TASK OBJECTIVE: Which lines hold the word "JSON"? Show each of them.

(Lines of data)
########################################

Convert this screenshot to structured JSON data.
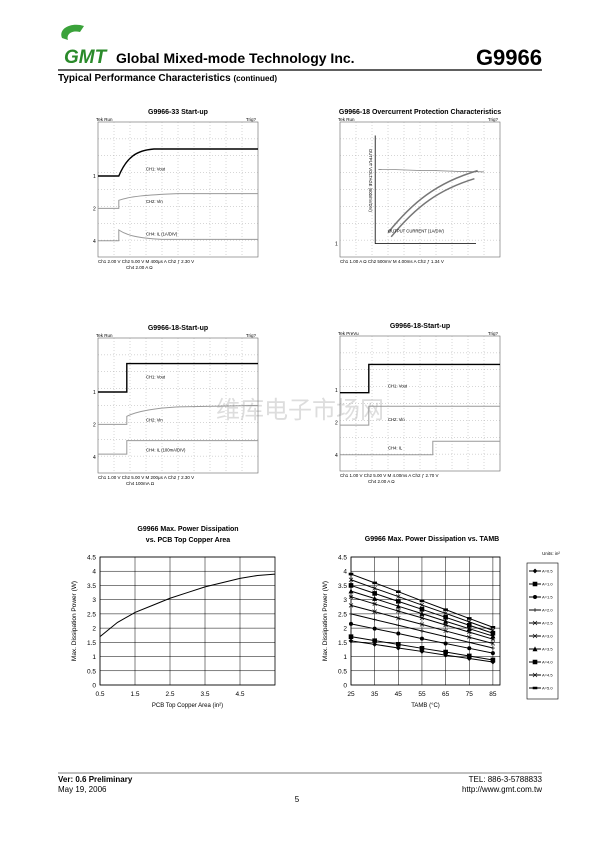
{
  "header": {
    "logo": "GMT",
    "company": "Global Mixed-mode Technology Inc.",
    "part": "G9966",
    "section": "Typical Performance Characteristics",
    "section_note": "(continued)"
  },
  "scopes": [
    {
      "title": "G9966-33 Start-up",
      "status": "Tek Run",
      "trigger": "Trig?",
      "trace_labels": [
        "CH1: Vout",
        "CH2: Vin",
        "CH4: IL (1A/DIV)"
      ],
      "channel_markers": [
        "1",
        "2",
        "4"
      ],
      "readout": [
        "Ch1  2.00 V  Ch2  5.00 V  M 400μs  A  Ch2  ƒ  2.30 V",
        "Ch4  2.00 A Ω"
      ]
    },
    {
      "title": "G9966-18 Overcurrent Protection Characteristics",
      "status": "Tek Run",
      "trigger": "Trig?",
      "trace_labels": [
        "OUTPUT VOLTAGE (500mV/DIV)",
        "OUTPUT CURRENT (1A/DIV)"
      ],
      "channel_markers": [
        "1"
      ],
      "readout": [
        "Ch1  1.00 A Ω  Ch2  500mV  M 4.00ms  A  Ch2  ƒ  1.34 V"
      ]
    },
    {
      "title": "G9966-18-Start-up",
      "status": "Tek Run",
      "trigger": "Trig?",
      "trace_labels": [
        "CH1: Vout",
        "CH2: Vin",
        "CH4: IL (100mA/DIV)"
      ],
      "channel_markers": [
        "1",
        "2",
        "4"
      ],
      "readout": [
        "Ch1  1.00 V  Ch2  5.00 V  M 200μs  A  Ch2  ƒ  2.30 V",
        "Ch4  100mA Ω"
      ]
    },
    {
      "title": "G9966-18-Start-up",
      "status": "Tek PreVu",
      "trigger": "Trig?",
      "trace_labels": [
        "CH1: Vout",
        "CH2: Vin",
        "CH4: IL"
      ],
      "channel_markers": [
        "1",
        "2",
        "4"
      ],
      "readout": [
        "Ch1  1.00 V  Ch2  5.00 V  M 4.00ms  A  Ch2  ƒ  2.70 V",
        "Ch4  2.00 A Ω"
      ]
    }
  ],
  "watermark": "维库电子市场网",
  "chart_data": [
    {
      "type": "line",
      "title": "G9966 Max. Power Dissipation",
      "subtitle": "vs. PCB Top Copper Area",
      "xlabel": "PCB Top Copper Area (in²)",
      "ylabel": "Max. Dissipation Power (W)",
      "x": [
        0.5,
        1,
        1.5,
        2,
        2.5,
        3,
        3.5,
        4,
        4.5,
        5,
        5.5
      ],
      "values": [
        1.7,
        2.2,
        2.55,
        2.8,
        3.05,
        3.25,
        3.45,
        3.6,
        3.75,
        3.85,
        3.9
      ],
      "color": "#000000",
      "xlim": [
        0.5,
        5.5
      ],
      "ylim": [
        0,
        4.5
      ],
      "xticks": [
        0.5,
        1.5,
        2.5,
        3.5,
        4.5
      ],
      "yticks": [
        0,
        0.5,
        1,
        1.5,
        2,
        2.5,
        3,
        3.5,
        4,
        4.5
      ],
      "grid": true
    },
    {
      "type": "line",
      "title": "G9966  Max. Power Dissipation  vs. TAMB",
      "xlabel": "TAMB (°C)",
      "ylabel": "Max. Dissipation Power (W)",
      "legend_title": "Units: in²",
      "x": [
        25,
        35,
        45,
        55,
        65,
        75,
        85
      ],
      "series": [
        {
          "name": "A=0.5",
          "color": "#000000",
          "values": [
            1.55,
            1.43,
            1.3,
            1.18,
            1.05,
            0.93,
            0.81
          ]
        },
        {
          "name": "A=1.0",
          "color": "#000000",
          "values": [
            1.7,
            1.56,
            1.43,
            1.29,
            1.16,
            1.02,
            0.88
          ]
        },
        {
          "name": "A=1.5",
          "color": "#000000",
          "values": [
            2.15,
            1.98,
            1.81,
            1.63,
            1.46,
            1.29,
            1.12
          ]
        },
        {
          "name": "A=2.0",
          "color": "#000000",
          "values": [
            2.5,
            2.3,
            2.1,
            1.9,
            1.7,
            1.5,
            1.3
          ]
        },
        {
          "name": "A=2.5",
          "color": "#000000",
          "values": [
            2.8,
            2.58,
            2.35,
            2.13,
            1.9,
            1.68,
            1.46
          ]
        },
        {
          "name": "A=3.0",
          "color": "#000000",
          "values": [
            3.1,
            2.85,
            2.6,
            2.36,
            2.11,
            1.86,
            1.61
          ]
        },
        {
          "name": "A=3.5",
          "color": "#000000",
          "values": [
            3.3,
            3.04,
            2.77,
            2.51,
            2.24,
            1.98,
            1.72
          ]
        },
        {
          "name": "A=4.0",
          "color": "#000000",
          "values": [
            3.5,
            3.22,
            2.94,
            2.66,
            2.38,
            2.1,
            1.82
          ]
        },
        {
          "name": "A=4.5",
          "color": "#000000",
          "values": [
            3.7,
            3.4,
            3.11,
            2.81,
            2.52,
            2.22,
            1.92
          ]
        },
        {
          "name": "A=5.0",
          "color": "#000000",
          "values": [
            3.9,
            3.59,
            3.28,
            2.96,
            2.65,
            2.34,
            2.03
          ]
        }
      ],
      "xlim": [
        25,
        88
      ],
      "ylim": [
        0,
        4.5
      ],
      "xticks": [
        25,
        35,
        45,
        55,
        65,
        75,
        85
      ],
      "yticks": [
        0,
        0.5,
        1,
        1.5,
        2,
        2.5,
        3,
        3.5,
        4,
        4.5
      ],
      "grid": true,
      "legend": "right"
    }
  ],
  "footer": {
    "version": "Ver: 0.6 Preliminary",
    "date": "May 19, 2006",
    "tel": "TEL: 886-3-5788833",
    "url": "http://www.gmt.com.tw",
    "page": "5"
  }
}
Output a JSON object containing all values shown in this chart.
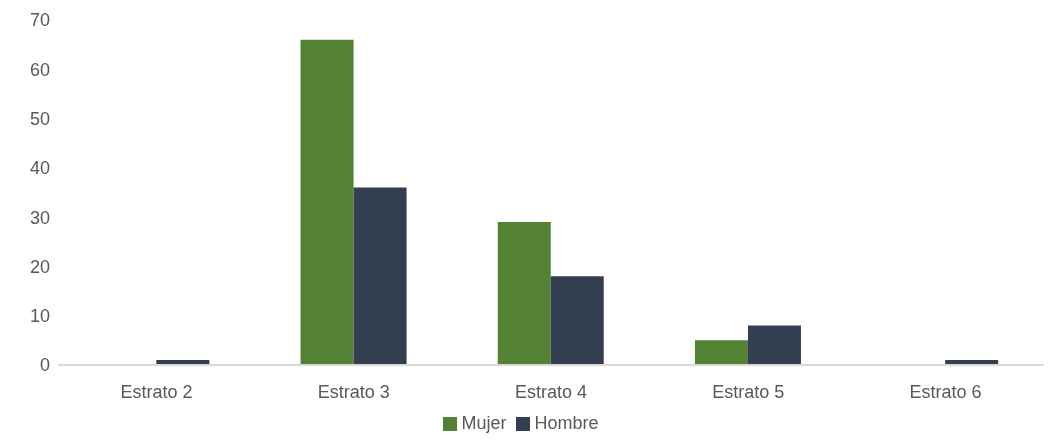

########################################

FULL RESPONSE:
Convert this screenshot to structured JSON data.
Output a JSON object containing all values shown in this chart.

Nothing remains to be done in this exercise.